Given instruction → Make an exact copy of the records, with the images left out.
┏━━
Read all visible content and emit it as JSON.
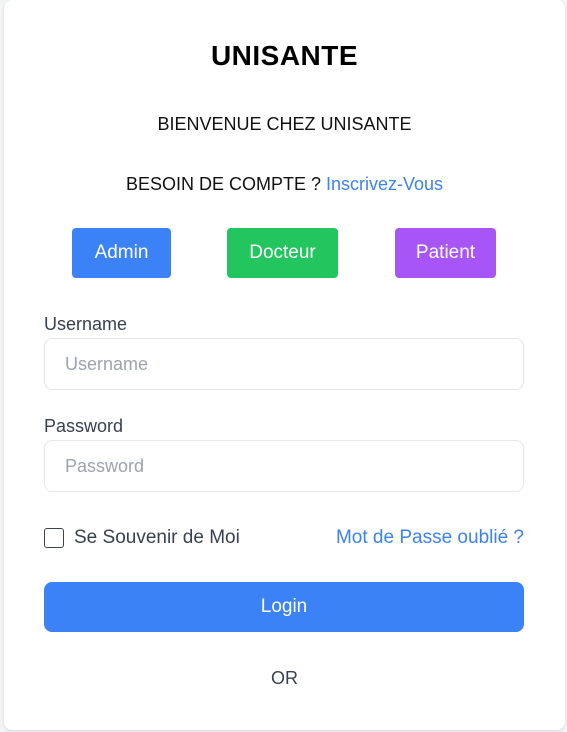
{
  "app": {
    "title": "UNISANTE",
    "welcome": "BIENVENUE CHEZ UNISANTE",
    "need_account_text": "BESOIN DE COMPTE ?",
    "signup_link": "Inscrivez-Vous"
  },
  "roles": [
    {
      "label": "Admin",
      "color": "#3b82f6"
    },
    {
      "label": "Docteur",
      "color": "#22c55e"
    },
    {
      "label": "Patient",
      "color": "#a855f7"
    }
  ],
  "form": {
    "username": {
      "label": "Username",
      "value": "",
      "placeholder": "Username"
    },
    "password": {
      "label": "Password",
      "value": "",
      "placeholder": "Password"
    },
    "remember_label": "Se Souvenir de Moi",
    "remember_checked": false,
    "forgot_link": "Mot de Passe oublié ?",
    "login_label": "Login",
    "or_text": "OR"
  },
  "colors": {
    "primary": "#3b82f6",
    "link": "#3b82f6"
  }
}
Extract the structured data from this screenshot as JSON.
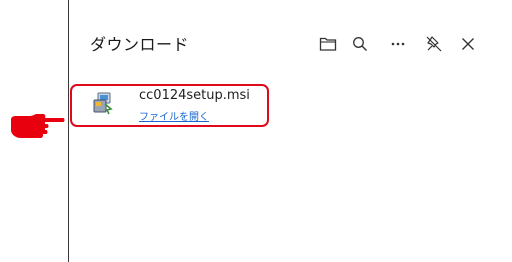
{
  "panel": {
    "title": "ダウンロード"
  },
  "toolbar": {
    "buttons": [
      {
        "icon": "folder-icon"
      },
      {
        "icon": "search-icon"
      },
      {
        "icon": "more-options-icon"
      },
      {
        "icon": "unpin-icon"
      },
      {
        "icon": "close-icon"
      }
    ]
  },
  "downloads": [
    {
      "filename": "cc0124setup.msi",
      "action": "ファイルを開く",
      "icon": "installer-file-icon"
    }
  ],
  "annotation": {
    "highlight_color": "#e0091b",
    "pointer": "pointing-hand-icon"
  }
}
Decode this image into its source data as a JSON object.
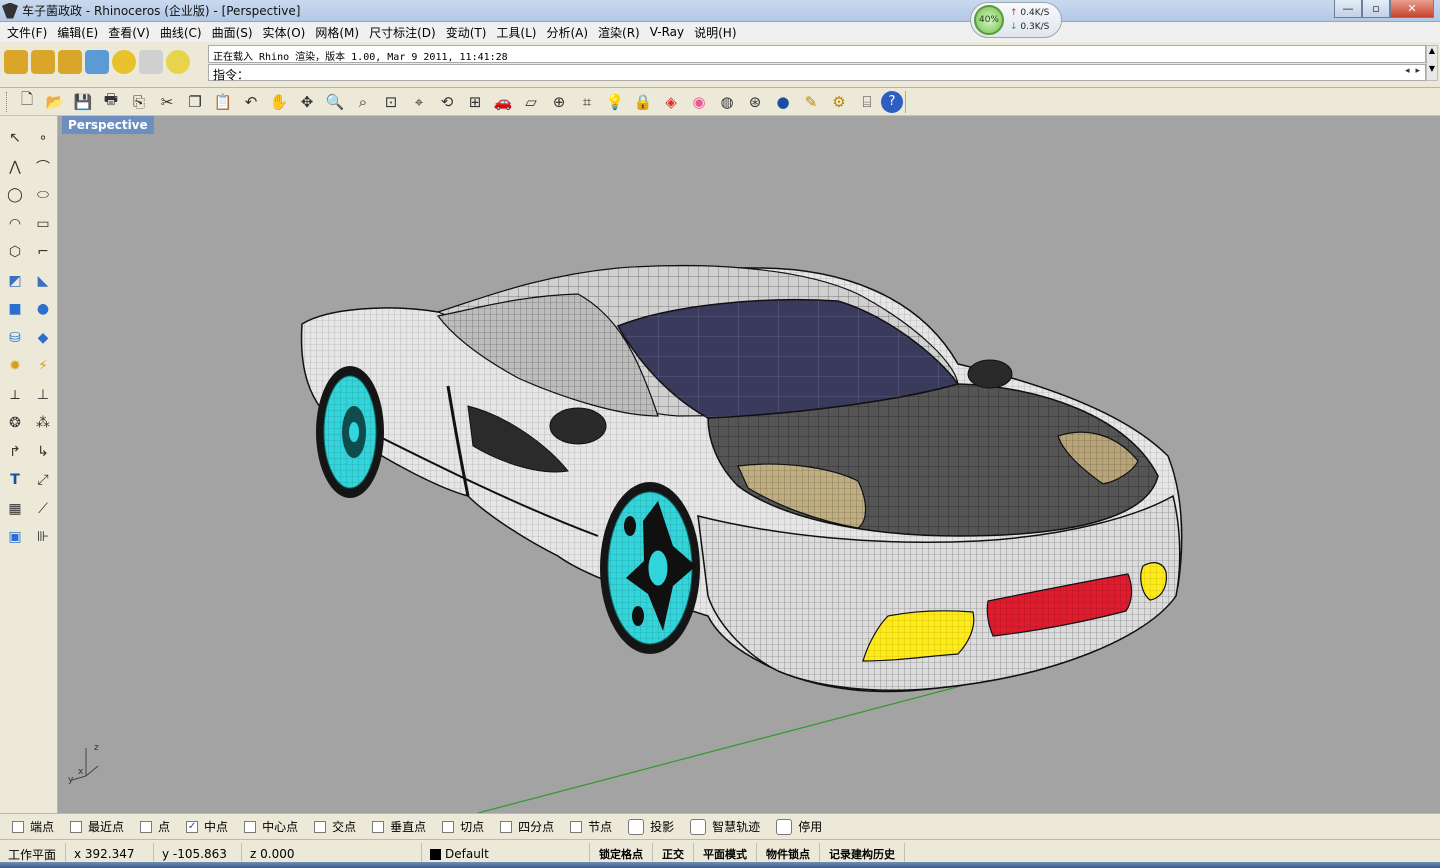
{
  "window": {
    "title": "车子菌政政 - Rhinoceros (企业版) - [Perspective]",
    "buttons": {
      "minimize": "—",
      "maximize": "▫",
      "close": "✕"
    }
  },
  "net_widget": {
    "cpu": "40%",
    "up": "0.4K/S",
    "down": "0.3K/S"
  },
  "menu": [
    "文件(F)",
    "编辑(E)",
    "查看(V)",
    "曲线(C)",
    "曲面(S)",
    "实体(O)",
    "网格(M)",
    "尺寸标注(D)",
    "变动(T)",
    "工具(L)",
    "分析(A)",
    "渲染(R)",
    "V-Ray",
    "说明(H)"
  ],
  "command": {
    "history": "正在载入 Rhino 渲染，版本 1.00, Mar  9 2011, 11:41:28",
    "prompt": "指令："
  },
  "top_icon_colors": [
    "#d9a62a",
    "#d9a62a",
    "#d9a62a",
    "#5b9bd5",
    "#e8c22a",
    "#d0d0d0",
    "#e8d44a"
  ],
  "std_toolbar": [
    "new-file",
    "open",
    "save",
    "print",
    "import",
    "cut",
    "copy",
    "paste",
    "undo",
    "pan",
    "rotate",
    "zoom-in",
    "zoom-window",
    "zoom-extents",
    "zoom-selected",
    "rotate-view",
    "four-views",
    "car",
    "plane",
    "target",
    "snap",
    "bulb",
    "lock",
    "layers",
    "color-wheel",
    "sphere-shade",
    "render-mesh",
    "render-ball",
    "pen",
    "gear",
    "grid-snap",
    "help"
  ],
  "viewport": {
    "tab": "Perspective",
    "axes": {
      "x": "x",
      "y": "y",
      "z": "z"
    },
    "colors": {
      "background": "#a3a3a3",
      "wheel": "#31d6dc",
      "lights": "#ffeb1a",
      "grille": "#e21a2d",
      "glass": "#3a3a5c",
      "body": "#e6e6e6",
      "grid_axis": "#2f9a2f"
    }
  },
  "osnaps": [
    {
      "label": "端点",
      "checked": false
    },
    {
      "label": "最近点",
      "checked": false
    },
    {
      "label": "点",
      "checked": false
    },
    {
      "label": "中点",
      "checked": true
    },
    {
      "label": "中心点",
      "checked": false
    },
    {
      "label": "交点",
      "checked": false
    },
    {
      "label": "垂直点",
      "checked": false
    },
    {
      "label": "切点",
      "checked": false
    },
    {
      "label": "四分点",
      "checked": false
    },
    {
      "label": "节点",
      "checked": false
    },
    {
      "label": "投影",
      "checked": false
    },
    {
      "label": "智慧轨迹",
      "checked": false
    },
    {
      "label": "停用",
      "checked": false
    }
  ],
  "status": {
    "plane": "工作平面",
    "x": "x 392.347",
    "y": "y -105.863",
    "z": "z 0.000",
    "layer": "Default",
    "buttons": [
      "锁定格点",
      "正交",
      "平面模式",
      "物件锁点",
      "记录建构历史"
    ]
  }
}
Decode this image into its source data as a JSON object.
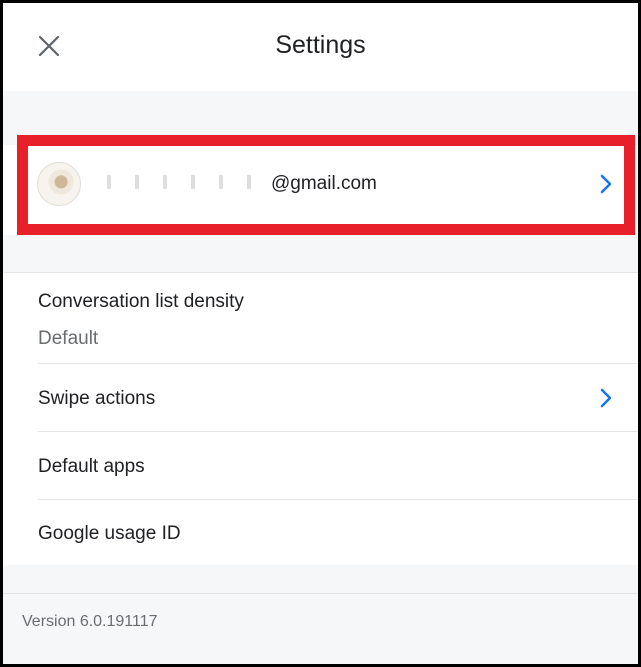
{
  "header": {
    "title": "Settings",
    "close_icon": "close-icon"
  },
  "account": {
    "email_suffix": "@gmail.com",
    "chevron_icon": "chevron-right-icon",
    "highlight_color": "#e8202a"
  },
  "settings": {
    "density_label": "Conversation list density",
    "density_value": "Default",
    "swipe_label": "Swipe actions",
    "default_apps_label": "Default apps",
    "usage_id_label": "Google usage ID"
  },
  "footer": {
    "version": "Version 6.0.191117"
  },
  "colors": {
    "accent": "#1a73e8",
    "highlight": "#e8202a",
    "background_gray": "#f6f7f8"
  }
}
┗━━
Output below →
Read all visible content and emit it as JSON.
{
  "app": {
    "title": "UNISANTE",
    "welcome": "BIENVENUE CHEZ UNISANTE",
    "need_account_text": "BESOIN DE COMPTE ?",
    "signup_link": "Inscrivez-Vous"
  },
  "roles": [
    {
      "label": "Admin",
      "color": "#3b82f6"
    },
    {
      "label": "Docteur",
      "color": "#22c55e"
    },
    {
      "label": "Patient",
      "color": "#a855f7"
    }
  ],
  "form": {
    "username": {
      "label": "Username",
      "value": "",
      "placeholder": "Username"
    },
    "password": {
      "label": "Password",
      "value": "",
      "placeholder": "Password"
    },
    "remember_label": "Se Souvenir de Moi",
    "remember_checked": false,
    "forgot_link": "Mot de Passe oublié ?",
    "login_label": "Login",
    "or_text": "OR"
  },
  "colors": {
    "primary": "#3b82f6",
    "link": "#3b82f6"
  }
}
Extract the structured data from this screenshot as JSON.
{
  "panel": {
    "title": "ダウンロード"
  },
  "toolbar": {
    "buttons": [
      {
        "icon": "folder-icon"
      },
      {
        "icon": "search-icon"
      },
      {
        "icon": "more-options-icon"
      },
      {
        "icon": "unpin-icon"
      },
      {
        "icon": "close-icon"
      }
    ]
  },
  "downloads": [
    {
      "filename": "cc0124setup.msi",
      "action": "ファイルを開く",
      "icon": "installer-file-icon"
    }
  ],
  "annotation": {
    "highlight_color": "#e0091b",
    "pointer": "pointing-hand-icon"
  }
}
Decode this image into its source data as a JSON object.
{
  "window": {
    "title": "车子菌政政 - Rhinoceros (企业版) - [Perspective]",
    "buttons": {
      "minimize": "—",
      "maximize": "▫",
      "close": "✕"
    }
  },
  "net_widget": {
    "cpu": "40%",
    "up": "0.4K/S",
    "down": "0.3K/S"
  },
  "menu": [
    "文件(F)",
    "编辑(E)",
    "查看(V)",
    "曲线(C)",
    "曲面(S)",
    "实体(O)",
    "网格(M)",
    "尺寸标注(D)",
    "变动(T)",
    "工具(L)",
    "分析(A)",
    "渲染(R)",
    "V-Ray",
    "说明(H)"
  ],
  "command": {
    "history": "正在载入 Rhino 渲染，版本 1.00, Mar  9 2011, 11:41:28",
    "prompt": "指令："
  },
  "top_icon_colors": [
    "#d9a62a",
    "#d9a62a",
    "#d9a62a",
    "#5b9bd5",
    "#e8c22a",
    "#d0d0d0",
    "#e8d44a"
  ],
  "std_toolbar": [
    "new-file",
    "open",
    "save",
    "print",
    "import",
    "cut",
    "copy",
    "paste",
    "undo",
    "pan",
    "rotate",
    "zoom-in",
    "zoom-window",
    "zoom-extents",
    "zoom-selected",
    "rotate-view",
    "four-views",
    "car",
    "plane",
    "target",
    "snap",
    "bulb",
    "lock",
    "layers",
    "color-wheel",
    "sphere-shade",
    "render-mesh",
    "render-ball",
    "pen",
    "gear",
    "grid-snap",
    "help"
  ],
  "viewport": {
    "tab": "Perspective",
    "axes": {
      "x": "x",
      "y": "y",
      "z": "z"
    },
    "colors": {
      "background": "#a3a3a3",
      "wheel": "#31d6dc",
      "lights": "#ffeb1a",
      "grille": "#e21a2d",
      "glass": "#3a3a5c",
      "body": "#e6e6e6",
      "grid_axis": "#2f9a2f"
    }
  },
  "osnaps": [
    {
      "label": "端点",
      "checked": false
    },
    {
      "label": "最近点",
      "checked": false
    },
    {
      "label": "点",
      "checked": false
    },
    {
      "label": "中点",
      "checked": true
    },
    {
      "label": "中心点",
      "checked": false
    },
    {
      "label": "交点",
      "checked": false
    },
    {
      "label": "垂直点",
      "checked": false
    },
    {
      "label": "切点",
      "checked": false
    },
    {
      "label": "四分点",
      "checked": false
    },
    {
      "label": "节点",
      "checked": false
    },
    {
      "label": "投影",
      "checked": false
    },
    {
      "label": "智慧轨迹",
      "checked": false
    },
    {
      "label": "停用",
      "checked": false
    }
  ],
  "status": {
    "plane": "工作平面",
    "x": "x 392.347",
    "y": "y -105.863",
    "z": "z 0.000",
    "layer": "Default",
    "buttons": [
      "锁定格点",
      "正交",
      "平面模式",
      "物件锁点",
      "记录建构历史"
    ]
  }
}
Decode this image into its source data as a JSON object.
{
  "header": {
    "title": "Settings",
    "close_icon": "close-icon"
  },
  "account": {
    "email_suffix": "@gmail.com",
    "chevron_icon": "chevron-right-icon",
    "highlight_color": "#e8202a"
  },
  "settings": {
    "density_label": "Conversation list density",
    "density_value": "Default",
    "swipe_label": "Swipe actions",
    "default_apps_label": "Default apps",
    "usage_id_label": "Google usage ID"
  },
  "footer": {
    "version": "Version 6.0.191117"
  },
  "colors": {
    "accent": "#1a73e8",
    "highlight": "#e8202a",
    "background_gray": "#f6f7f8"
  }
}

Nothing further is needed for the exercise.